Task objective
Please copy each line in the records below that contains the string "COVID".

━━ Data ━━

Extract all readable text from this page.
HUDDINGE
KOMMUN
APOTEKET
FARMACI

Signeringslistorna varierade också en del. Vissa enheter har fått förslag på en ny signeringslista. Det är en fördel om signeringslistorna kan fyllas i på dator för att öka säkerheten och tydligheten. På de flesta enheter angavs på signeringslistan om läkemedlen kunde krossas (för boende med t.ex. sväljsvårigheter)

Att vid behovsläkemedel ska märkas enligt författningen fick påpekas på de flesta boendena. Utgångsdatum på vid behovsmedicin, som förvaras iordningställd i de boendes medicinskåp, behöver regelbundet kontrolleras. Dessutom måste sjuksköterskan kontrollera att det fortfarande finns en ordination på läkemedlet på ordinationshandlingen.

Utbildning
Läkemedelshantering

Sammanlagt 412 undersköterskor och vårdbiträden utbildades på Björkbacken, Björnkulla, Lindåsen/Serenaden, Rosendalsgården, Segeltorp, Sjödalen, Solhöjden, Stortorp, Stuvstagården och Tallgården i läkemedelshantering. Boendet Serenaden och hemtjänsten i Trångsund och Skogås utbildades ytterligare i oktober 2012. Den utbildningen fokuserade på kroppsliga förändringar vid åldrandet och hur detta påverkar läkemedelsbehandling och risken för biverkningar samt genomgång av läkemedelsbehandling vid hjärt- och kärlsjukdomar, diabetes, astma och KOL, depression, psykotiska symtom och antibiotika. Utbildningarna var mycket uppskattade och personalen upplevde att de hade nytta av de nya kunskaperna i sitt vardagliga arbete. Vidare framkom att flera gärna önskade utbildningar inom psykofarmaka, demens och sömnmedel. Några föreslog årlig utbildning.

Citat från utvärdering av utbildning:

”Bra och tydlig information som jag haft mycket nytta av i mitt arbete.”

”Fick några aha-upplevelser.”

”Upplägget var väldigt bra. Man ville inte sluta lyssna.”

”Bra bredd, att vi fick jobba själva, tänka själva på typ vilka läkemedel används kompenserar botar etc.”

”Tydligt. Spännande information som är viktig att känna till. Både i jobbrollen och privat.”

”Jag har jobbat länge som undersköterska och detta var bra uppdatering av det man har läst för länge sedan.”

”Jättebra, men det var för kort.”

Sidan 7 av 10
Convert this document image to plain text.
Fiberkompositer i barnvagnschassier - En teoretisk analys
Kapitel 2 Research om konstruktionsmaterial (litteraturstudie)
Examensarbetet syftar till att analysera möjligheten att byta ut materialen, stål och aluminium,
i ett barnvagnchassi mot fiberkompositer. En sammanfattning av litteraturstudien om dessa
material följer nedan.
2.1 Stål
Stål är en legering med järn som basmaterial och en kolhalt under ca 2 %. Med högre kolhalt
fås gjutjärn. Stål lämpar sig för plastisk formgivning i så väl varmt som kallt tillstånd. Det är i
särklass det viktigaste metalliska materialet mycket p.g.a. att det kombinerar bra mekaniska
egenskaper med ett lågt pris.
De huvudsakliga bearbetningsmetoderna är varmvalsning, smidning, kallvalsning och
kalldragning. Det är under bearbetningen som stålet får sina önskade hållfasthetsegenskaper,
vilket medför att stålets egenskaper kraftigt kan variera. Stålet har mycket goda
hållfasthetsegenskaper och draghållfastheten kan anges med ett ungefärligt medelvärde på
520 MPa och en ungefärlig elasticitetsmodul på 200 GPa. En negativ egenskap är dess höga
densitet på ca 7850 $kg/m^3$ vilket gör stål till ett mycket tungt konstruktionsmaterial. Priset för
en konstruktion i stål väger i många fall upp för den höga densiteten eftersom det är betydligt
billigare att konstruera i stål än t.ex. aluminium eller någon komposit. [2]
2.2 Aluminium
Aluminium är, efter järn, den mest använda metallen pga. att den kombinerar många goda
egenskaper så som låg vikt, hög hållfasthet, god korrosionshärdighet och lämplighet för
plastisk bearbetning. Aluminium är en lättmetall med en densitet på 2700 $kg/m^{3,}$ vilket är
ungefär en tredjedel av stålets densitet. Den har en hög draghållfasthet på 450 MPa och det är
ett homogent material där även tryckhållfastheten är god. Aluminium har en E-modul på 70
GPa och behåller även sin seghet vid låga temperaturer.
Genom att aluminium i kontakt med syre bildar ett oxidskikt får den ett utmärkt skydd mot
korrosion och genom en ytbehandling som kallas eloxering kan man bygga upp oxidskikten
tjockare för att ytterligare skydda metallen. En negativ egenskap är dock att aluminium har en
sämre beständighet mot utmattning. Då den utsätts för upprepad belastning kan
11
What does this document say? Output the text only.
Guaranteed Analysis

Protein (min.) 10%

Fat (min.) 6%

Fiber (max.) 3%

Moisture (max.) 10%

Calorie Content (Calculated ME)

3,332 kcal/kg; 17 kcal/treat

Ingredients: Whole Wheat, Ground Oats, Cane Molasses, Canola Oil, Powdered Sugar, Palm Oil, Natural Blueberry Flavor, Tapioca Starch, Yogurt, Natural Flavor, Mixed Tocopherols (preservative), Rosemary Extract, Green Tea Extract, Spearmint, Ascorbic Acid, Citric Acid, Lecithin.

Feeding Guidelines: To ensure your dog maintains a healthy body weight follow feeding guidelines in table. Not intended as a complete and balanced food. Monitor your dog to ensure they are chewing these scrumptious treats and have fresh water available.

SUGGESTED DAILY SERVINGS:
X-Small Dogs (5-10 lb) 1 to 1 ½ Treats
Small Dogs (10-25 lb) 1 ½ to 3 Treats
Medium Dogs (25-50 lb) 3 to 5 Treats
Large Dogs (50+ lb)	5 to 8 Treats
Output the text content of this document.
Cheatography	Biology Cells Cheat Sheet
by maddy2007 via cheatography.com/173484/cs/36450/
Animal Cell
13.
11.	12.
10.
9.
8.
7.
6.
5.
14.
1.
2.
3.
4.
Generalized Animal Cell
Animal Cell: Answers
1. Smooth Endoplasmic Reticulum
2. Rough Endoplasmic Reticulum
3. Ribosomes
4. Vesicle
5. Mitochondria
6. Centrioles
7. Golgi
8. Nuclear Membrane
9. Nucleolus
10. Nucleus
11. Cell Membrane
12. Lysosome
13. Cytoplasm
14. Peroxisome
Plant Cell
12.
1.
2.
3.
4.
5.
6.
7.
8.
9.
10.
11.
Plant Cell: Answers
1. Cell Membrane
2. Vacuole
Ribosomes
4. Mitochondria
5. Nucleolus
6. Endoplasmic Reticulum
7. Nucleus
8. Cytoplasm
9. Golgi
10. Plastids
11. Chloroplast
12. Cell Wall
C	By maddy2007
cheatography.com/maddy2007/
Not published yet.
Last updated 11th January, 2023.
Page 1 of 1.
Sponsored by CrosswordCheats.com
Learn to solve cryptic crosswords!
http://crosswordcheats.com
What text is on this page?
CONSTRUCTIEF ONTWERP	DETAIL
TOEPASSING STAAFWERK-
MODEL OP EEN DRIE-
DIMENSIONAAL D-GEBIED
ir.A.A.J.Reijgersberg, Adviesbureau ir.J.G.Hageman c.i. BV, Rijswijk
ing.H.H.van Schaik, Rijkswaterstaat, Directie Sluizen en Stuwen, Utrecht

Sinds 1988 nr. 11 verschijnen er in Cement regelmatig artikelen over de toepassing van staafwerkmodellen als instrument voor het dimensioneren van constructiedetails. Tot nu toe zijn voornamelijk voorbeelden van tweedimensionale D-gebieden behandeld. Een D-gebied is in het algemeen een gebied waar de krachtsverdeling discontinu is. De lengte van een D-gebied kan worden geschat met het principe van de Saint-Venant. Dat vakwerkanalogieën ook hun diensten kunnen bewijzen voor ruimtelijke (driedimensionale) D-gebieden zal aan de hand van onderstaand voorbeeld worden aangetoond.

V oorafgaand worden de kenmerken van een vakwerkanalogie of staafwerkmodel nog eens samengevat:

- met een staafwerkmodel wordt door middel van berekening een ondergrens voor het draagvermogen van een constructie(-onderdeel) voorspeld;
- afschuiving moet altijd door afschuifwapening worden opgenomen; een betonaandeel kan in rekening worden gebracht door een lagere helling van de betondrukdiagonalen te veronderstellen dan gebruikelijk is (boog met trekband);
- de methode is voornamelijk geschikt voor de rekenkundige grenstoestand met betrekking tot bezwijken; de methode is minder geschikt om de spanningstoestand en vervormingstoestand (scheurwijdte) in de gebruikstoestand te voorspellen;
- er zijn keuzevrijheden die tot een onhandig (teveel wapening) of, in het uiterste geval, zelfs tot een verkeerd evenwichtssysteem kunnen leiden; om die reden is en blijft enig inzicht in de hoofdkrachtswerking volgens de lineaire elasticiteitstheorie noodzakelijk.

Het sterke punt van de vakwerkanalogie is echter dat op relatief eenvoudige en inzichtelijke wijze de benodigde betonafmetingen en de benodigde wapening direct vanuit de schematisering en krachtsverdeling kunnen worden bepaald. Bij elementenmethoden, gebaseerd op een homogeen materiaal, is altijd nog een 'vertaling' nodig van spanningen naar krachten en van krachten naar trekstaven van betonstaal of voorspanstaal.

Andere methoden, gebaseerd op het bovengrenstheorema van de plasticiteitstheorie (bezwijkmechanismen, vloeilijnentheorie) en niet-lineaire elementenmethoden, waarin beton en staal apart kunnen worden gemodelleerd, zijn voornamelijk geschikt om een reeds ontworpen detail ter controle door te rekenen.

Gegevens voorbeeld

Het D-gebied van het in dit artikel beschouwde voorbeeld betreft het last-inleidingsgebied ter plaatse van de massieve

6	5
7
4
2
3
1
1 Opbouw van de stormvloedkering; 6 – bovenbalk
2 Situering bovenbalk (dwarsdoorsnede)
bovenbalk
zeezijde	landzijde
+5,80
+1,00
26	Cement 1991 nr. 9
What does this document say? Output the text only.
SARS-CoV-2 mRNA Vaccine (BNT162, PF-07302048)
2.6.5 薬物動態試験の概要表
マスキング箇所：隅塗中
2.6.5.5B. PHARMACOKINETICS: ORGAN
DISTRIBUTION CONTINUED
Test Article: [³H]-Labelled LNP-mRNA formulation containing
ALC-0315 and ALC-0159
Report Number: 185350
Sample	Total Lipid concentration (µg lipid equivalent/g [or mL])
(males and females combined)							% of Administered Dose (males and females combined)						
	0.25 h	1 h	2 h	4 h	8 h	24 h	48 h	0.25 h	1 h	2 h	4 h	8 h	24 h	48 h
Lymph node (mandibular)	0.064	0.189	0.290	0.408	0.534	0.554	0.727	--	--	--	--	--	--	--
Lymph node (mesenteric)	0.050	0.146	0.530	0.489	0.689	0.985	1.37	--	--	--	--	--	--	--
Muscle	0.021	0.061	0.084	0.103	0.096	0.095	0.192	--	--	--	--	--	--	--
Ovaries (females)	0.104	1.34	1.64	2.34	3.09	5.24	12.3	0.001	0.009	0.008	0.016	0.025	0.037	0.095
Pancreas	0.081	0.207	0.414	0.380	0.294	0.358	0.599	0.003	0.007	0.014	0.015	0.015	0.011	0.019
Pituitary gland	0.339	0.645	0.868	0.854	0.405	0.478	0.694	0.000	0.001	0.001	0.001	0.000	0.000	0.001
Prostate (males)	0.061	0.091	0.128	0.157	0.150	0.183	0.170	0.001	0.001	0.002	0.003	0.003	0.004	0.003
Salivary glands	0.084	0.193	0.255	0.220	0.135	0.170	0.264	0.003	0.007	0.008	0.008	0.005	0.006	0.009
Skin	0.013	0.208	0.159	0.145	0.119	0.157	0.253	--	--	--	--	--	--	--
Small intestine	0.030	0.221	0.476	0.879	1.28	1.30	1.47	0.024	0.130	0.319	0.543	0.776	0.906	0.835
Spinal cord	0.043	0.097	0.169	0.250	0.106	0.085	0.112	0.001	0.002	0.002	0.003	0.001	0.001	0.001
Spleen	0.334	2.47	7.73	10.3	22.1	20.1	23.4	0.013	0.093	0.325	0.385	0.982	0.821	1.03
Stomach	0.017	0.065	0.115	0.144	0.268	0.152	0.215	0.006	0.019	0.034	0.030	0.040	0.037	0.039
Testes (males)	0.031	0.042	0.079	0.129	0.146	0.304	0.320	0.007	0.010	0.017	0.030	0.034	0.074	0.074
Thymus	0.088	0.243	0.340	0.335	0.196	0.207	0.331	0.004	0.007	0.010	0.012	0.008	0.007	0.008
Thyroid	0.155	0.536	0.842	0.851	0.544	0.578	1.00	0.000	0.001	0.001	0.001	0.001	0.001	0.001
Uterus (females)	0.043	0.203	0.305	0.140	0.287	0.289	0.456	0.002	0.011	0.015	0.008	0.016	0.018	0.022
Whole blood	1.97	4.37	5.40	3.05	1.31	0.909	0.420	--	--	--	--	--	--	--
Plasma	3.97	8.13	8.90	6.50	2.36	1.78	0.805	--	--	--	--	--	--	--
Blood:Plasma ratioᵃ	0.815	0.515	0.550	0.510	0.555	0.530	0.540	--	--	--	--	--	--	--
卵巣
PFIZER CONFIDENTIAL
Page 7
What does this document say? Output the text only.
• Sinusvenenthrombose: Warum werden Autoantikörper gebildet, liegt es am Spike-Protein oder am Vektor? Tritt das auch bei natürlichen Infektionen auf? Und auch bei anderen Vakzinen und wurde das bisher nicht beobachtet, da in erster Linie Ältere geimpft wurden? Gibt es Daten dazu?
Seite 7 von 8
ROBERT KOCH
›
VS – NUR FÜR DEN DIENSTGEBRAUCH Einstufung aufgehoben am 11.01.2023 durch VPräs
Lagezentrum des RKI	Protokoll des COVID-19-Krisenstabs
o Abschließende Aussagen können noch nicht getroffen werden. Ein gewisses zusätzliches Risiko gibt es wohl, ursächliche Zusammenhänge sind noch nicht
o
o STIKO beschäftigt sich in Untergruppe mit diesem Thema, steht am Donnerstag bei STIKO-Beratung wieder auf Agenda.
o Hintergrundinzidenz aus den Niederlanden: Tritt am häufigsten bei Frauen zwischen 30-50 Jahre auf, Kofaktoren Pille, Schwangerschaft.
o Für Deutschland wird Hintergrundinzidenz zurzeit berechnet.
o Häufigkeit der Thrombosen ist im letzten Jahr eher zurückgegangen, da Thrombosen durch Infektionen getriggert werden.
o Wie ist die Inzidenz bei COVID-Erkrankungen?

━━━

Solution
Lagezentrum des RKI	Protokoll des COVID-19-Krisenstabs
o Wie ist die Inzidenz bei COVID-Erkrankungen?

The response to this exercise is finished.